Gather, from the listing beneath this task, every line holding the string "POWER".

── Data for this task ──

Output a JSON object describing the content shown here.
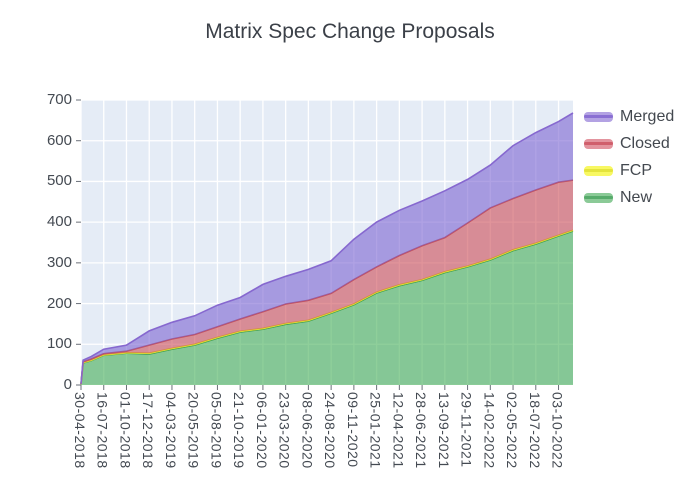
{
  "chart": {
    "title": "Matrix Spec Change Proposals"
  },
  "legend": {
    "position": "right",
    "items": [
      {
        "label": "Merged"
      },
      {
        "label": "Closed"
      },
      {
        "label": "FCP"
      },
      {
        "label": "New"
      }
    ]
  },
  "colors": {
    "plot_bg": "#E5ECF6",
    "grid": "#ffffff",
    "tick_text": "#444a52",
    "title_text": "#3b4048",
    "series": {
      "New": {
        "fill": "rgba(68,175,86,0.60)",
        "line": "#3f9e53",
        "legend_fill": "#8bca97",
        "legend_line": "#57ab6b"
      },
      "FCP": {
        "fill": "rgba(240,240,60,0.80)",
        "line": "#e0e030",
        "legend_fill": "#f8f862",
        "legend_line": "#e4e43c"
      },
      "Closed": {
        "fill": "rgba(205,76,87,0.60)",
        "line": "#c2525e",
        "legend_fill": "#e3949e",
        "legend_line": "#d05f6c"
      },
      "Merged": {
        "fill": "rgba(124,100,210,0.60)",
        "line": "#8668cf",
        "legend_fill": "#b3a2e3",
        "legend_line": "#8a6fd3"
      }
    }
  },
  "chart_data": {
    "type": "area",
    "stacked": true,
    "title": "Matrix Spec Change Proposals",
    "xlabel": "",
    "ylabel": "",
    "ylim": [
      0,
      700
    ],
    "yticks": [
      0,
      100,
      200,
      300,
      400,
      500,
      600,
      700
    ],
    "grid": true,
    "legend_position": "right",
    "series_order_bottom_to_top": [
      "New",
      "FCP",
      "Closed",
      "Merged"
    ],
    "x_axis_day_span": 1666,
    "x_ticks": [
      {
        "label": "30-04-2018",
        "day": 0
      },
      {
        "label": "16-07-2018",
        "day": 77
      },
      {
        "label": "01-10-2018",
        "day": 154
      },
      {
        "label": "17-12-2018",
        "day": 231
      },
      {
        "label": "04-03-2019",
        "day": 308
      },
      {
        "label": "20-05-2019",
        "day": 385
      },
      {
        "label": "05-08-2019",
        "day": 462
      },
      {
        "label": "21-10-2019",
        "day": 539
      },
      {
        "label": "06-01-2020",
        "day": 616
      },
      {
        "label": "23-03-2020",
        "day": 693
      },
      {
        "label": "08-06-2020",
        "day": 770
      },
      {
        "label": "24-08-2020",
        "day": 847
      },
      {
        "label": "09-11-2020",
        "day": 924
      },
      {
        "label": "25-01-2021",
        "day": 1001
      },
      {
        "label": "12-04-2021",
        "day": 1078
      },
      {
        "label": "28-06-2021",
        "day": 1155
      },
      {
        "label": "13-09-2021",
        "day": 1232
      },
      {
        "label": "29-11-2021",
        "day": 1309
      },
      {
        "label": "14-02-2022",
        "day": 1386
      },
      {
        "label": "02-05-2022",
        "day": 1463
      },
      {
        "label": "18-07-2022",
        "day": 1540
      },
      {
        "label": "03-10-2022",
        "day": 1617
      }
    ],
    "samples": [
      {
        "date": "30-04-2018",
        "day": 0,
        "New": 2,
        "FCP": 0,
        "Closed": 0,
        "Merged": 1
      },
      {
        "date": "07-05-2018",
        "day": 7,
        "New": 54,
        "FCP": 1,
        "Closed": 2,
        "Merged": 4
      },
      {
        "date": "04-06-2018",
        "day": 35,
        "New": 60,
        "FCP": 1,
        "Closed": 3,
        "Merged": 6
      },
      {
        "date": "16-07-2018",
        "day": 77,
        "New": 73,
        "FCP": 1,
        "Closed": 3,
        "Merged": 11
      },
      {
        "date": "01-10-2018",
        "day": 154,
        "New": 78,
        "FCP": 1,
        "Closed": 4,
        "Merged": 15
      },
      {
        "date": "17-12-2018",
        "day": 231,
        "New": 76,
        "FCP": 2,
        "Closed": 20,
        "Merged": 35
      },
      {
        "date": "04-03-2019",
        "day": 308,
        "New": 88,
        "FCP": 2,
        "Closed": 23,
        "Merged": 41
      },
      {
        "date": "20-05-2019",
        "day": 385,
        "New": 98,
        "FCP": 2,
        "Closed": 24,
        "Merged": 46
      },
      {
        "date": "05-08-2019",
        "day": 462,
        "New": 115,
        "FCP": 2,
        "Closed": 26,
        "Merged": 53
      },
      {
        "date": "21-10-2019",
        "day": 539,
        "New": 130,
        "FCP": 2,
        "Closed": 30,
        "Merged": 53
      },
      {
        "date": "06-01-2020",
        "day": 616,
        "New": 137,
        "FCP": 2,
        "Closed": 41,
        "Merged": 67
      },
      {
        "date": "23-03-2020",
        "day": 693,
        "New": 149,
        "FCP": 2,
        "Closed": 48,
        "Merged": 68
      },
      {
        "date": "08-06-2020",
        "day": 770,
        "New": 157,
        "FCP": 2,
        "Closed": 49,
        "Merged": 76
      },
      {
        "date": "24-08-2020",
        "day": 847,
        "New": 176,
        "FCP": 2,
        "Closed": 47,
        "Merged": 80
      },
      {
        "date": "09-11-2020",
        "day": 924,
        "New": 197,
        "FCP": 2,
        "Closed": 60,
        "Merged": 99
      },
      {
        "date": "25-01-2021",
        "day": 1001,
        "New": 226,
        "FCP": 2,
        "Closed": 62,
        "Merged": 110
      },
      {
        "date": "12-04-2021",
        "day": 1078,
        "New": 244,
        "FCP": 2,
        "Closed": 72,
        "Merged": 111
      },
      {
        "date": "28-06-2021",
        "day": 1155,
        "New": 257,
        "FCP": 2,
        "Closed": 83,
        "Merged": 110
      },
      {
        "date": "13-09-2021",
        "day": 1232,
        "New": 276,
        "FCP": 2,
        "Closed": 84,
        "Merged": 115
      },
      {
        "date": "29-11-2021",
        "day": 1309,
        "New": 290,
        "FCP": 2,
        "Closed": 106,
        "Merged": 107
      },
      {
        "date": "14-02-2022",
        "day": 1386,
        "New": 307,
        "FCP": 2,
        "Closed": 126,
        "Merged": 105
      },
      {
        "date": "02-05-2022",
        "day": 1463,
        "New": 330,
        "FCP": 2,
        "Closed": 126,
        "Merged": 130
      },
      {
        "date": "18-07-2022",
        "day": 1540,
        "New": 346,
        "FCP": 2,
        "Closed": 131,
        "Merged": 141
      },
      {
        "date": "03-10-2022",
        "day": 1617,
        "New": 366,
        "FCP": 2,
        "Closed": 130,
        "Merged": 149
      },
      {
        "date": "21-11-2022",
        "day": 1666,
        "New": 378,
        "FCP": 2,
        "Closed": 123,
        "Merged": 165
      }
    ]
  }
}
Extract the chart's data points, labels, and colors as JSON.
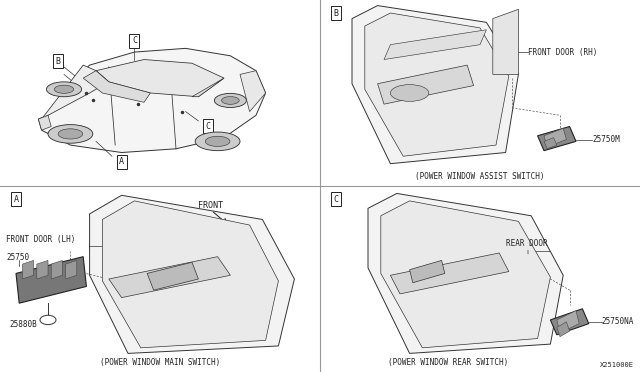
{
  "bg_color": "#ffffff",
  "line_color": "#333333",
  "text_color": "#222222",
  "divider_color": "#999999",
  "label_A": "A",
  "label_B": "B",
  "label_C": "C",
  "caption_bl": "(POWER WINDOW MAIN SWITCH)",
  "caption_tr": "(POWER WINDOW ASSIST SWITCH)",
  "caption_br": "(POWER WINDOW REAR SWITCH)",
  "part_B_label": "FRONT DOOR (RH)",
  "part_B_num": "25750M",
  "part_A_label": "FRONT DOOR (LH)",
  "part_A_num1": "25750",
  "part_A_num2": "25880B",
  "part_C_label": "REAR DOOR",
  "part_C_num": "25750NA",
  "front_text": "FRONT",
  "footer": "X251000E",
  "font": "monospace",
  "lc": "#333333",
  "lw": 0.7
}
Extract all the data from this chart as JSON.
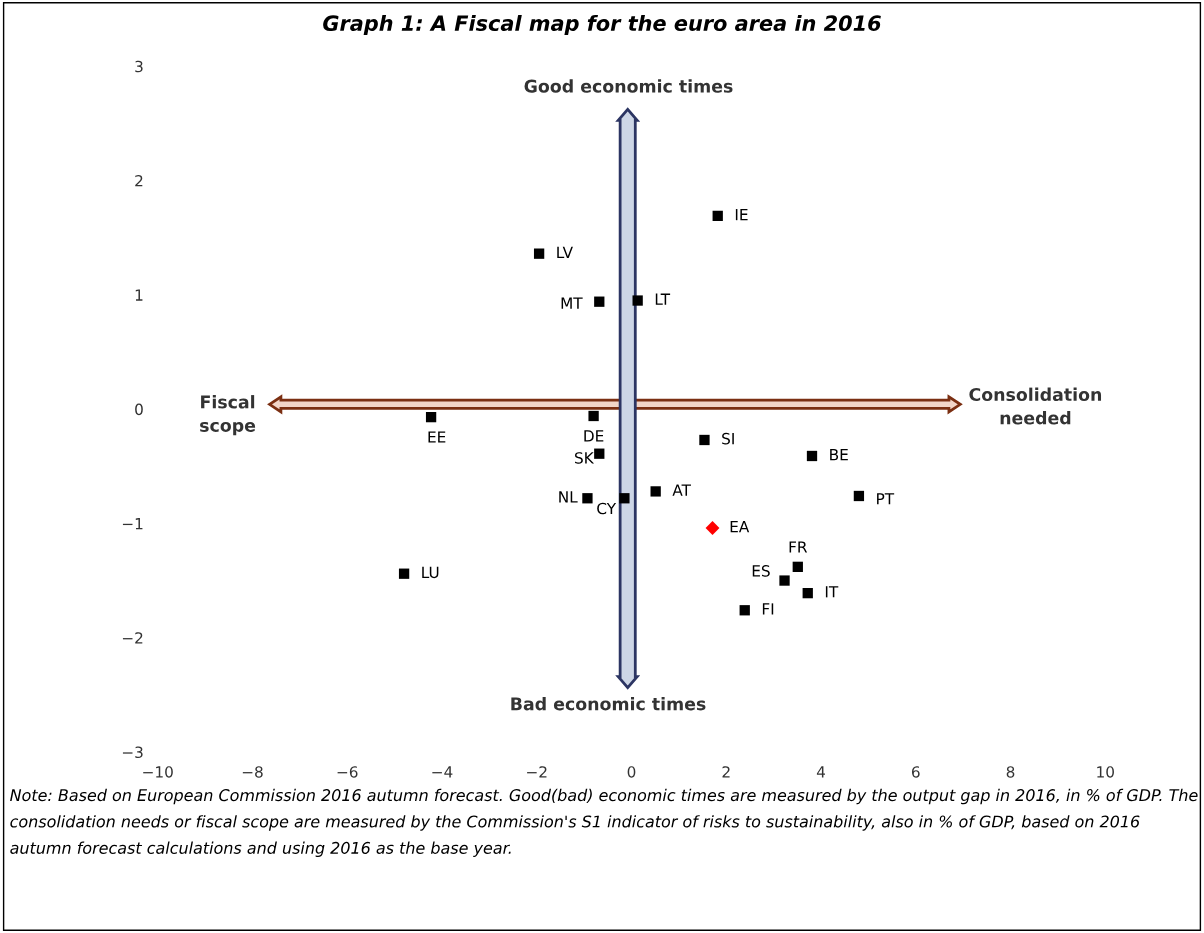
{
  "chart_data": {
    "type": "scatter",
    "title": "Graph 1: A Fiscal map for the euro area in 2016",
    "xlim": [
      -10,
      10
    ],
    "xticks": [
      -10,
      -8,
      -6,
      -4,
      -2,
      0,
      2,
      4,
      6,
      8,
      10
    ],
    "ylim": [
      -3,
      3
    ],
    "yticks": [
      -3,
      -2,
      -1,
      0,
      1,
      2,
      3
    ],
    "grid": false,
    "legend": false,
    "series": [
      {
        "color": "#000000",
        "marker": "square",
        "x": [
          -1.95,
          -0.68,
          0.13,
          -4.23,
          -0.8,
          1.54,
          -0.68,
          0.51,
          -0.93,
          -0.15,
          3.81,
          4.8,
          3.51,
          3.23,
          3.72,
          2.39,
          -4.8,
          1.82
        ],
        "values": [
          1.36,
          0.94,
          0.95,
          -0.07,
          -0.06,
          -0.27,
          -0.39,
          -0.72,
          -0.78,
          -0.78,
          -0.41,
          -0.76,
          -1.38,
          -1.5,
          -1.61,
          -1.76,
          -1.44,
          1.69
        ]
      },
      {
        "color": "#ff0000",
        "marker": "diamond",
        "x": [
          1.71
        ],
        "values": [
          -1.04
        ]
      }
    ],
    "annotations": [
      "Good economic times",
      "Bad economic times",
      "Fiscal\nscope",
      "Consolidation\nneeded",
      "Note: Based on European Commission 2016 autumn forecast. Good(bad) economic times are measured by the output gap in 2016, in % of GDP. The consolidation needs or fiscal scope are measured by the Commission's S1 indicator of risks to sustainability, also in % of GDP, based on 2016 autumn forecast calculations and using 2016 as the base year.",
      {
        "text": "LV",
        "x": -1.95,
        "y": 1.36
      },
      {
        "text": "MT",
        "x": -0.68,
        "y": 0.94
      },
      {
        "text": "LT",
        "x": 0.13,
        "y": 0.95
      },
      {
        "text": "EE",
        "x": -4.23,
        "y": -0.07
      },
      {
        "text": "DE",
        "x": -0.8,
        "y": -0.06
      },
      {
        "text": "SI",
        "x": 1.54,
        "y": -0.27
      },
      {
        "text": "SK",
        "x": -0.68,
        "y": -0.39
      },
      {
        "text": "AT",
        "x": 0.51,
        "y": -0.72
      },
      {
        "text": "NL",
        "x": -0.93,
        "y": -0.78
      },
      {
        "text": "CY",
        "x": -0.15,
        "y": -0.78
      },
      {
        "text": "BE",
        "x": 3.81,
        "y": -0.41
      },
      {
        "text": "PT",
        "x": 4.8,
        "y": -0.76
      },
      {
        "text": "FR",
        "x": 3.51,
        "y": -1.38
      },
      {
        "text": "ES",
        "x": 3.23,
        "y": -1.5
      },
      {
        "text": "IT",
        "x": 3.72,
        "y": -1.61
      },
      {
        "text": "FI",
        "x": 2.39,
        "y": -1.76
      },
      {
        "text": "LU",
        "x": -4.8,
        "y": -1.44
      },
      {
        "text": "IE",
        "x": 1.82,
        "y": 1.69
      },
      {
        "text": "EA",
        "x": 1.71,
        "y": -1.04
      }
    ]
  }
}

───

Response:
  "caption_bl": "(POWER WINDOW MAIN SWITCH)",
  "caption_tr": "(POWER WINDOW ASSIST SWITCH)",
  "caption_br": "(POWER WINDOW REAR SWITCH)",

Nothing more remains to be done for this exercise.